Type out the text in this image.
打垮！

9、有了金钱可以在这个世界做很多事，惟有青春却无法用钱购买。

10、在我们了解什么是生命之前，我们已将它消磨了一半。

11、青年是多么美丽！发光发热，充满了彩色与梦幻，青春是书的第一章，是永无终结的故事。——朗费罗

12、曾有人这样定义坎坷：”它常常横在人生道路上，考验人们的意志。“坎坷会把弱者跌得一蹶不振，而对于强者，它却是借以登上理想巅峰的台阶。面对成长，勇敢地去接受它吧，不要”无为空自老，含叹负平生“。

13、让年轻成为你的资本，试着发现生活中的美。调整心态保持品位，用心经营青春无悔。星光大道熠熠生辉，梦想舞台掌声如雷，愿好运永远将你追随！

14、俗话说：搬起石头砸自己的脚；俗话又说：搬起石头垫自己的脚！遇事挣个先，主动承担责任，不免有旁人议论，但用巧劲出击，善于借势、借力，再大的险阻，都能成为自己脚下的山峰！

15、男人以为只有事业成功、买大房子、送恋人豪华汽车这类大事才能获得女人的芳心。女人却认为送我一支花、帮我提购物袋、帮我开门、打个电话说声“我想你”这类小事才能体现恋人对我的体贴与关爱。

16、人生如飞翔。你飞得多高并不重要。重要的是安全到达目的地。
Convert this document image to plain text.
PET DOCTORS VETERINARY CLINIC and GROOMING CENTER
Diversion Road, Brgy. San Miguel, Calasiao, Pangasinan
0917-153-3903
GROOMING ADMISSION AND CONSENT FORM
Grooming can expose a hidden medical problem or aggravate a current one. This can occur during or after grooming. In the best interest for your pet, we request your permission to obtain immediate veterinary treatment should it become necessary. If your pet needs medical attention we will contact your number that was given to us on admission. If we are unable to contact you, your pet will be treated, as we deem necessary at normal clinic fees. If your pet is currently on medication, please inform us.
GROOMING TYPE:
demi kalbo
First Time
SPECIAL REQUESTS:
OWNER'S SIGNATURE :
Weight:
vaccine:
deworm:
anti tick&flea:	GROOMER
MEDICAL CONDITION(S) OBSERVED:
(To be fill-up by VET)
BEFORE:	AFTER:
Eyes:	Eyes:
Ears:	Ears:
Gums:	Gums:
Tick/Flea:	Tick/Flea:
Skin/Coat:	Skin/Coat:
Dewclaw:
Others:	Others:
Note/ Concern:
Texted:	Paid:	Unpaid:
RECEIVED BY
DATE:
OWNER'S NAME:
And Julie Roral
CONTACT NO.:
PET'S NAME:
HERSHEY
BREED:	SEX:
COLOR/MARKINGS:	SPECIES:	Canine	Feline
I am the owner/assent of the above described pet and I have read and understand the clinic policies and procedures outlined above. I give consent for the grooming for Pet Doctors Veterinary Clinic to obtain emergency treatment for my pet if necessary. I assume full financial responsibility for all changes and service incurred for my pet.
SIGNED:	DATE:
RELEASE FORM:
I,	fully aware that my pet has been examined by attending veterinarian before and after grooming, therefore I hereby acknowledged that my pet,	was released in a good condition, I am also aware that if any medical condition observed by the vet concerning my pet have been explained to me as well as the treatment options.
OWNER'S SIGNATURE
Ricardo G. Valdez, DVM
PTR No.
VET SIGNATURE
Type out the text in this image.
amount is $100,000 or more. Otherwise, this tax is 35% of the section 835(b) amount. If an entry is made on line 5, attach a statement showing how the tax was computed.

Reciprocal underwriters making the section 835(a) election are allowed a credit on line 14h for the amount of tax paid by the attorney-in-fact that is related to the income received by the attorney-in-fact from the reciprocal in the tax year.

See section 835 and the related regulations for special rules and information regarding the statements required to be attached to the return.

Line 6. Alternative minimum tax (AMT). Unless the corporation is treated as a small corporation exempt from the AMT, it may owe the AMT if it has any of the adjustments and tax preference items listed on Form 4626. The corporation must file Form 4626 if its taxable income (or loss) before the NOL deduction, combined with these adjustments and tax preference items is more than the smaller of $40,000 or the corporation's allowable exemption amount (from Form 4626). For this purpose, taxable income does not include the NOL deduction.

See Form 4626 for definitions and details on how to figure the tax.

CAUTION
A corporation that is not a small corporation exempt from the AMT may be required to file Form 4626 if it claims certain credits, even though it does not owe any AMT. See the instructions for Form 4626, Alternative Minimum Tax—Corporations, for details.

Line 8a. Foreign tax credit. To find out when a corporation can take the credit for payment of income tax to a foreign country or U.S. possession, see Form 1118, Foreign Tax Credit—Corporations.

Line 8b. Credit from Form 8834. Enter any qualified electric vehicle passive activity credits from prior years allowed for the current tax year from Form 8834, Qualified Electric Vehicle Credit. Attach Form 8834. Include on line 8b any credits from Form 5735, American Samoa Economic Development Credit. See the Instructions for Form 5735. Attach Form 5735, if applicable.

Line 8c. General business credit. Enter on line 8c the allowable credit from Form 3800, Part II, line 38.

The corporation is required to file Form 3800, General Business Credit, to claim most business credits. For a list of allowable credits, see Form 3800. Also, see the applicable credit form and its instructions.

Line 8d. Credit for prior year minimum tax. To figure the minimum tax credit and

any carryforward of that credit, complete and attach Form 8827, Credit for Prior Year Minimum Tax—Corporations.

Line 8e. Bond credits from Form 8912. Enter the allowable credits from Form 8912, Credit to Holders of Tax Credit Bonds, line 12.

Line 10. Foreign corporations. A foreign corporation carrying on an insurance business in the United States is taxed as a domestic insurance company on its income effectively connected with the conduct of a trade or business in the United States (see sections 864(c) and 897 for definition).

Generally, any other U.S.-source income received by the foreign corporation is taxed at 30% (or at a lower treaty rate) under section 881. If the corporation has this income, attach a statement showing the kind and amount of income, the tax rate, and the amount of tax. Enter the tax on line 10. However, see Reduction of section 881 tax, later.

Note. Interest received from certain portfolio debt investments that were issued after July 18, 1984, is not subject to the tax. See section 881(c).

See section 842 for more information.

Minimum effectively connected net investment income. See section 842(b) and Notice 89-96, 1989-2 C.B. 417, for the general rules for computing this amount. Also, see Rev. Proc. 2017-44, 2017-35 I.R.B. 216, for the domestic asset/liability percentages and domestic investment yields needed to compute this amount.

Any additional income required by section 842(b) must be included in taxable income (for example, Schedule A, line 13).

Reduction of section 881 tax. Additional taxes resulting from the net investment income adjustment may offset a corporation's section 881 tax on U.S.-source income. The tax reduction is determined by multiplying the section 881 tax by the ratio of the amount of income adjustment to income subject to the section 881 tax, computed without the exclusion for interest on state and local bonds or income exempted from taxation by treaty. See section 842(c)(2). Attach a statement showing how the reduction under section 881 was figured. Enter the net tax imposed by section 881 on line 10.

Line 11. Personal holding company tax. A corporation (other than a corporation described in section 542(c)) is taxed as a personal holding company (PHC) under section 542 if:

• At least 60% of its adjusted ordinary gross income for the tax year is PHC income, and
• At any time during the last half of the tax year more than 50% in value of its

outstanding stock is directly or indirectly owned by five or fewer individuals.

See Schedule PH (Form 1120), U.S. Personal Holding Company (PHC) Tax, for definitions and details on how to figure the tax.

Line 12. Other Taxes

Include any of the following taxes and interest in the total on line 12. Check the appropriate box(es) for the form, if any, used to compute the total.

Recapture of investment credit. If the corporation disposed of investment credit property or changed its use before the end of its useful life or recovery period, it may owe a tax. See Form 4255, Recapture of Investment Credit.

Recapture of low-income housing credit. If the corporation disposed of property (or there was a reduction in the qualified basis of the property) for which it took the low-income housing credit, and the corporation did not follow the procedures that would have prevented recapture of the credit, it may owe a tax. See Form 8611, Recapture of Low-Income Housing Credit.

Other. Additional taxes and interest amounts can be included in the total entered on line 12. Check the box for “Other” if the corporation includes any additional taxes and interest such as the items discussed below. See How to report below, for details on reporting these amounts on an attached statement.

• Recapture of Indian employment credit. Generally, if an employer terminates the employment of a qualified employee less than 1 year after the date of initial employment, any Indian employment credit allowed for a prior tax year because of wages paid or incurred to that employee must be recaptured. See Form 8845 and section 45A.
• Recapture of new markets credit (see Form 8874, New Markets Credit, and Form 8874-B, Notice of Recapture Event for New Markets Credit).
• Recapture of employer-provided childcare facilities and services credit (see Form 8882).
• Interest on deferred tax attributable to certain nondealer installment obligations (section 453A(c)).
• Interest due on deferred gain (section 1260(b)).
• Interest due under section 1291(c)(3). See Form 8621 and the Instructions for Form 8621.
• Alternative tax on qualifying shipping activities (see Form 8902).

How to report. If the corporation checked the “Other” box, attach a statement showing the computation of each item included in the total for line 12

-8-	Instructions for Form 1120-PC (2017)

# # #

Go through the records line by line and count those containing the string "small". Give only the total.

2